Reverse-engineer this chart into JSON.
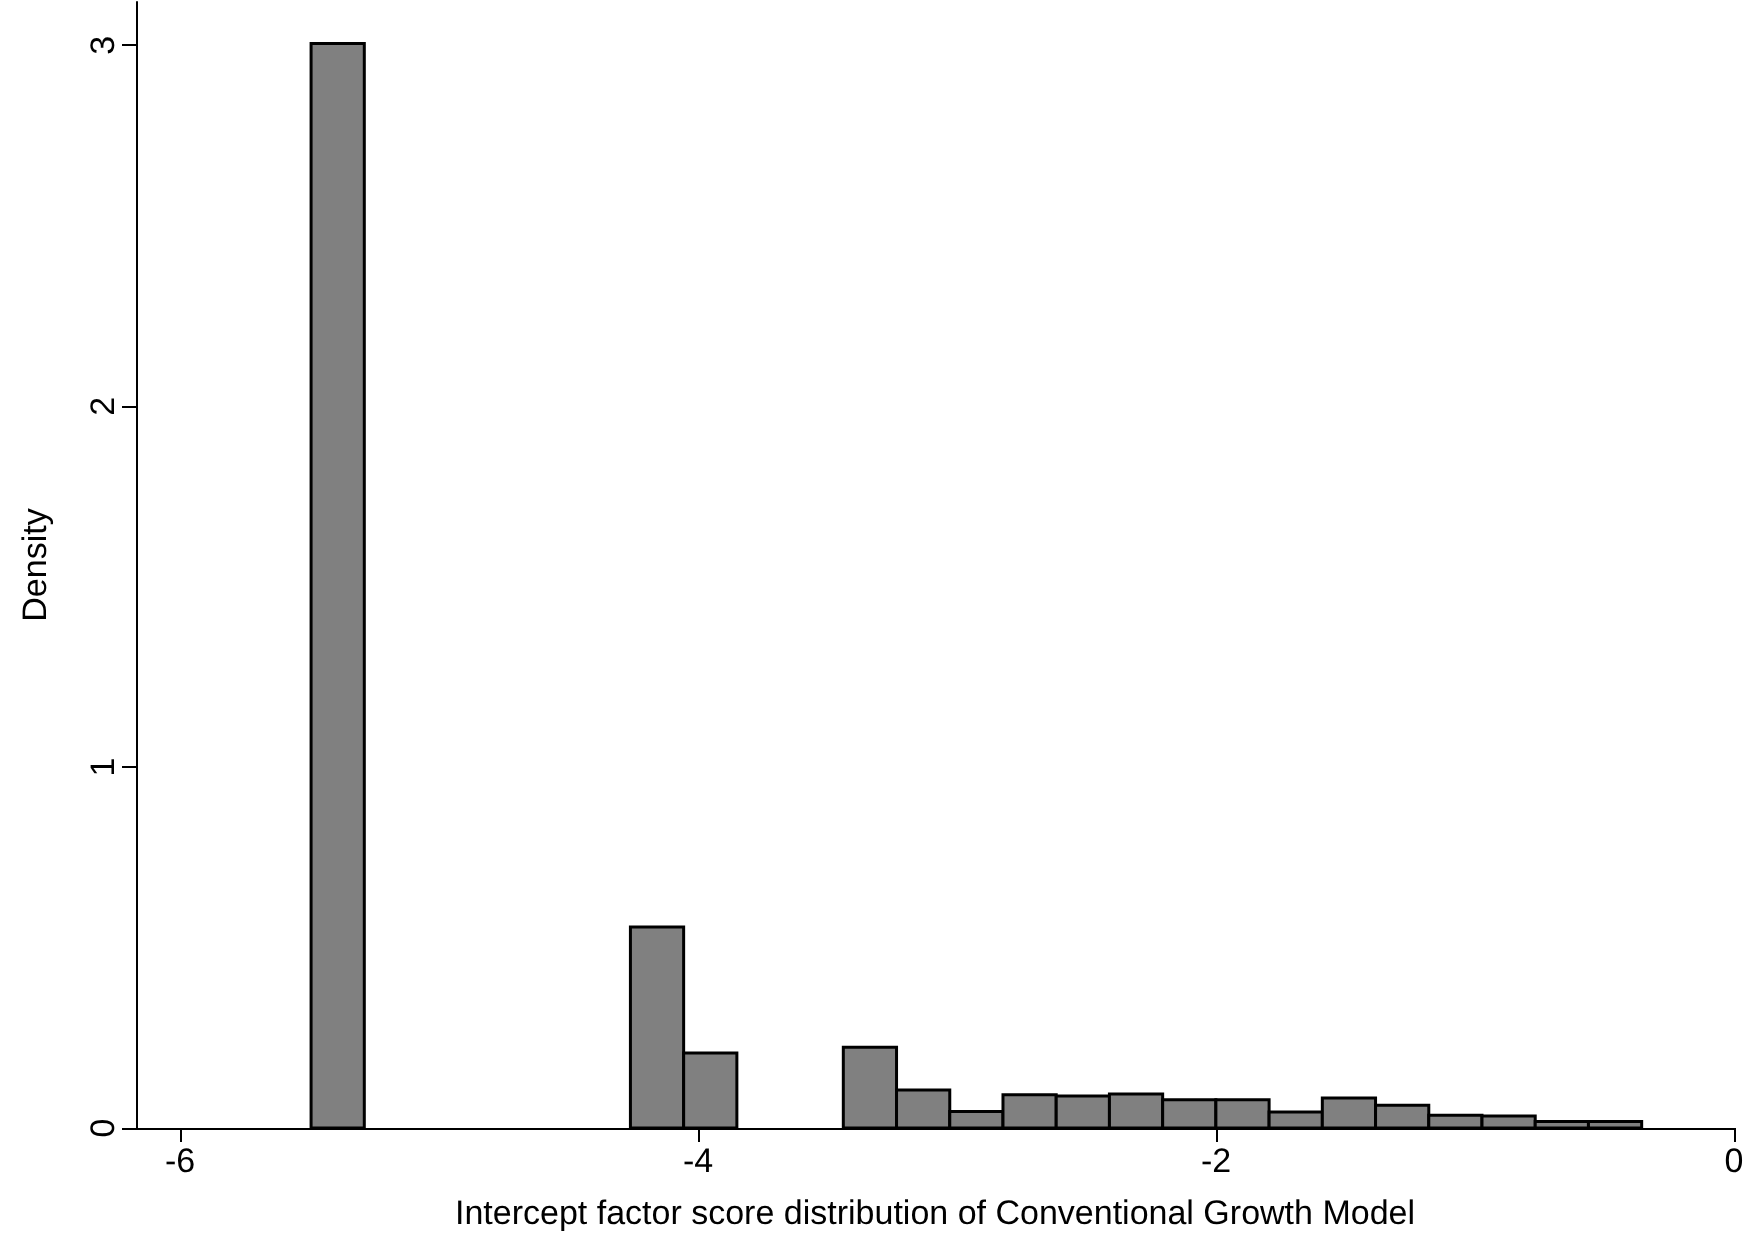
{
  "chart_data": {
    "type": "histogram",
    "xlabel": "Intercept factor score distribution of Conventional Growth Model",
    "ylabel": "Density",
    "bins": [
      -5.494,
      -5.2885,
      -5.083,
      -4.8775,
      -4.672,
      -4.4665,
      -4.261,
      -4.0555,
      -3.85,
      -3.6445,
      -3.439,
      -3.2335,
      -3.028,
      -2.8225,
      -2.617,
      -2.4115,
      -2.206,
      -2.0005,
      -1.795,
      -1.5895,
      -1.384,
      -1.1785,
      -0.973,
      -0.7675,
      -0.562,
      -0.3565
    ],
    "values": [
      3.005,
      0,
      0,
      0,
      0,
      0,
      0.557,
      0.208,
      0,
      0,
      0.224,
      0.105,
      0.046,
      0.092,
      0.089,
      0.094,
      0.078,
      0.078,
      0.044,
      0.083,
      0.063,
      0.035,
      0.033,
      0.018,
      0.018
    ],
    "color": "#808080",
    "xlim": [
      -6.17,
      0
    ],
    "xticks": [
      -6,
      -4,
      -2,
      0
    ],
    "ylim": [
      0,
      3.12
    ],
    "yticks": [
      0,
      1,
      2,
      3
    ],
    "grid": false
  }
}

- WHAT TO WORK ON -
Give the material again exactly as it is, but keep the pictures out.

- WRITTEN ANSWER -
Reverse-engineer this chart into JSON.
{
  "chart_data": {
    "type": "histogram",
    "xlabel": "Intercept factor score distribution of Conventional Growth Model",
    "ylabel": "Density",
    "bins": [
      -5.494,
      -5.2885,
      -5.083,
      -4.8775,
      -4.672,
      -4.4665,
      -4.261,
      -4.0555,
      -3.85,
      -3.6445,
      -3.439,
      -3.2335,
      -3.028,
      -2.8225,
      -2.617,
      -2.4115,
      -2.206,
      -2.0005,
      -1.795,
      -1.5895,
      -1.384,
      -1.1785,
      -0.973,
      -0.7675,
      -0.562,
      -0.3565
    ],
    "values": [
      3.005,
      0,
      0,
      0,
      0,
      0,
      0.557,
      0.208,
      0,
      0,
      0.224,
      0.105,
      0.046,
      0.092,
      0.089,
      0.094,
      0.078,
      0.078,
      0.044,
      0.083,
      0.063,
      0.035,
      0.033,
      0.018,
      0.018
    ],
    "color": "#808080",
    "xlim": [
      -6.17,
      0
    ],
    "xticks": [
      -6,
      -4,
      -2,
      0
    ],
    "ylim": [
      0,
      3.12
    ],
    "yticks": [
      0,
      1,
      2,
      3
    ],
    "grid": false
  }
}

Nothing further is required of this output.